• Directions: Arrange the listing lines as a numbered list, from the line with "table-footer: 1 item" up to and including the line with "entries-option-all[interactable]: All [1372, 108, 1386, 121]", leaving out any blank lines.

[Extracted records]
· · · · · · ·
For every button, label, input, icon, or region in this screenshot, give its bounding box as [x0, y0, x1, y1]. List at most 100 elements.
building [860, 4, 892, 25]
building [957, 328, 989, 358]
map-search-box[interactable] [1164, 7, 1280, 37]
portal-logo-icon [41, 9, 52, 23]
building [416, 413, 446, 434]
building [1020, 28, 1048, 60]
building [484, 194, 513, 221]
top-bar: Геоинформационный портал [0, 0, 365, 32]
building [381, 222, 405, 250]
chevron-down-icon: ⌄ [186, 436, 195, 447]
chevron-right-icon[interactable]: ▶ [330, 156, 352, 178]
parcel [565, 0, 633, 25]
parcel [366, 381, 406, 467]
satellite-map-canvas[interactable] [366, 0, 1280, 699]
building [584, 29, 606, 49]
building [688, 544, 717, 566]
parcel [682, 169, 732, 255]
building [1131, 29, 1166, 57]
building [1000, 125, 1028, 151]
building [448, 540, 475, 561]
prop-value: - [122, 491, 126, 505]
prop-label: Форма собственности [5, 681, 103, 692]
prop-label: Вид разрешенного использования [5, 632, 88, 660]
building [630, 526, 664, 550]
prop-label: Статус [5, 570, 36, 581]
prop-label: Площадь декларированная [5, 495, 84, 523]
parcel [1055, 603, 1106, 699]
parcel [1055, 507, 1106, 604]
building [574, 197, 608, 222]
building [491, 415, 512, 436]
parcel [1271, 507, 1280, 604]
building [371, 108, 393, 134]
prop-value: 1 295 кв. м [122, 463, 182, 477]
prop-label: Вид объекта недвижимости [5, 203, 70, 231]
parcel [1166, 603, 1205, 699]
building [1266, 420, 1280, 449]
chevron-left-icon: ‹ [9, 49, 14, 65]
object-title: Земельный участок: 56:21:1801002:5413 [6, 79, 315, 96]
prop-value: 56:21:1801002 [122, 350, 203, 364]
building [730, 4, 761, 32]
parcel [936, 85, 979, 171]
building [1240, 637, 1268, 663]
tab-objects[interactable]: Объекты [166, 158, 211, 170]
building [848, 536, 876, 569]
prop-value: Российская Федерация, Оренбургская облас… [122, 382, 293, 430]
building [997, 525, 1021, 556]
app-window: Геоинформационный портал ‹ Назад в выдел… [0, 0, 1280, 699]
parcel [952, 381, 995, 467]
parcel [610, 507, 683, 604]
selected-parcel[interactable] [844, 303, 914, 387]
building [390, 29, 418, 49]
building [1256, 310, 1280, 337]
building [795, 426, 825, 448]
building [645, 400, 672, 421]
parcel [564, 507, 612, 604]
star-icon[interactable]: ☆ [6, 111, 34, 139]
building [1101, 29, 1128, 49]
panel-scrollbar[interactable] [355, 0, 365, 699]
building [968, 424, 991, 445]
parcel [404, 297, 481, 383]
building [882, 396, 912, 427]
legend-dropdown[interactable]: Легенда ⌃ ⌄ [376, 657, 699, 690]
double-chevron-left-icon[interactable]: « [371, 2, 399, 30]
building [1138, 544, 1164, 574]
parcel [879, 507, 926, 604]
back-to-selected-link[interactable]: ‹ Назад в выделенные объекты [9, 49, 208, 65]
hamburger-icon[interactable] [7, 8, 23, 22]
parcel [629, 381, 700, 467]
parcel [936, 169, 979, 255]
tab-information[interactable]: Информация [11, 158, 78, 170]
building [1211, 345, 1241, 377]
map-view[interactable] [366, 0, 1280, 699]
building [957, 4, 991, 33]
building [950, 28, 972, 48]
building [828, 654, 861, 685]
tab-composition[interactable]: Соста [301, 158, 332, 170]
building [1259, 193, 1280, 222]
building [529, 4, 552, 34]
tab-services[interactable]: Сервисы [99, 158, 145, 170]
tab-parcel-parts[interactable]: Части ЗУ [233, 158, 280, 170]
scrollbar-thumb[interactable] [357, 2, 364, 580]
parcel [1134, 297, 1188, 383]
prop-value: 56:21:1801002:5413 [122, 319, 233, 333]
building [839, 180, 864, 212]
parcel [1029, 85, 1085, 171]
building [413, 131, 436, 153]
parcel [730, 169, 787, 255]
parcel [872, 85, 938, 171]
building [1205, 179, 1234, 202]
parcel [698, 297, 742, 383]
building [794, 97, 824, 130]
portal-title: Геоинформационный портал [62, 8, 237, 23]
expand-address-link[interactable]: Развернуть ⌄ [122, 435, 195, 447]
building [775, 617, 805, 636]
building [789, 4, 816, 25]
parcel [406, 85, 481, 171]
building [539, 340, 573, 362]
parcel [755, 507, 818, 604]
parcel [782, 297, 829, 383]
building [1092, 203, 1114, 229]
· · · · · · ·
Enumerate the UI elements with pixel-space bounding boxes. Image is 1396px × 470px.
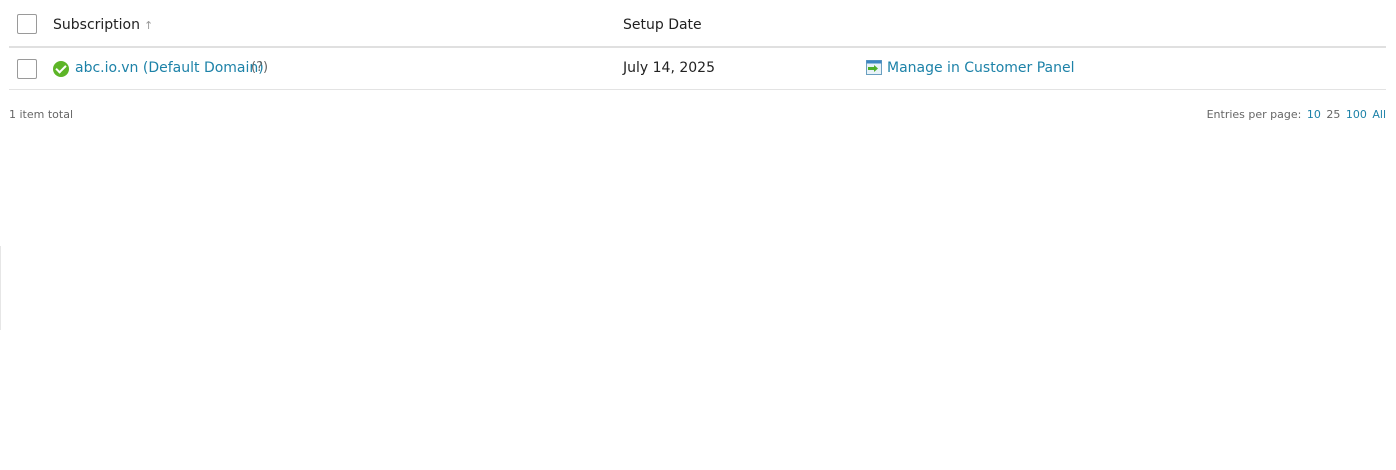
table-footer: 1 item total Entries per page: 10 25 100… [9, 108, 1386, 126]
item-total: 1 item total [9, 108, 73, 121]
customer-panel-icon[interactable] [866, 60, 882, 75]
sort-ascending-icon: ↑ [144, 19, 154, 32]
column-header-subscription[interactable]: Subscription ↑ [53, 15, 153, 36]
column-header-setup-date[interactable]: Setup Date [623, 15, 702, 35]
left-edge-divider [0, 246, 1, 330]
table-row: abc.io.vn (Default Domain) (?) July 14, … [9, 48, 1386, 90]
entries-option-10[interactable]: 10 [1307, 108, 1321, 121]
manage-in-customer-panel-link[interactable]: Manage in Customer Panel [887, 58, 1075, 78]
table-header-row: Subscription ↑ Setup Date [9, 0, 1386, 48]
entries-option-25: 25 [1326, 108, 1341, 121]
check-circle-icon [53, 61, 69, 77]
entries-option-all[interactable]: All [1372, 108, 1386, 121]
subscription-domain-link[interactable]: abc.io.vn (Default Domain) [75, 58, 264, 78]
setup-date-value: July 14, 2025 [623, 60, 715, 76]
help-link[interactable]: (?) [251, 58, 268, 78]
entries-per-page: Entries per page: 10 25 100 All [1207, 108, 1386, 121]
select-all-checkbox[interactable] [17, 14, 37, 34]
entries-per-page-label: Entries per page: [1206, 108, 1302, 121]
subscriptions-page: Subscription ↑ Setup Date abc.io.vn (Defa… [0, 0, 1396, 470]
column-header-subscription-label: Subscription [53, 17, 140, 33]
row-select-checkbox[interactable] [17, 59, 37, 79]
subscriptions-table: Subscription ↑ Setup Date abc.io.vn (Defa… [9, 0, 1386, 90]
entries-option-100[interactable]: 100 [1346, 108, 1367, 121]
· · · · · · ·
• The completed task:
1. table-footer: 1 item total Entries per page: 10 25 100… [9, 108, 1386, 126]
2. item-total: 1 item total [9, 108, 73, 121]
3. customer-panel-icon[interactable] [866, 60, 882, 75]
4. sort-ascending-icon: ↑ [144, 19, 154, 32]
5. column-header-subscription[interactable]: Subscription ↑ [53, 15, 153, 36]
6. column-header-setup-date[interactable]: Setup Date [623, 15, 702, 35]
7. left-edge-divider [0, 246, 1, 330]
8. table-row: abc.io.vn (Default Domain) (?) July 14, … [9, 48, 1386, 90]
9. entries-option-10[interactable]: 10 [1307, 108, 1321, 121]
10. manage-in-customer-panel-link[interactable]: Manage in Customer Panel [887, 58, 1075, 78]
11. table-header-row: Subscription ↑ Setup Date [9, 0, 1386, 48]
12. entries-option-25: 25 [1326, 108, 1341, 121]
13. check-circle-icon [53, 61, 69, 77]
14. entries-option-all[interactable]: All [1372, 108, 1386, 121]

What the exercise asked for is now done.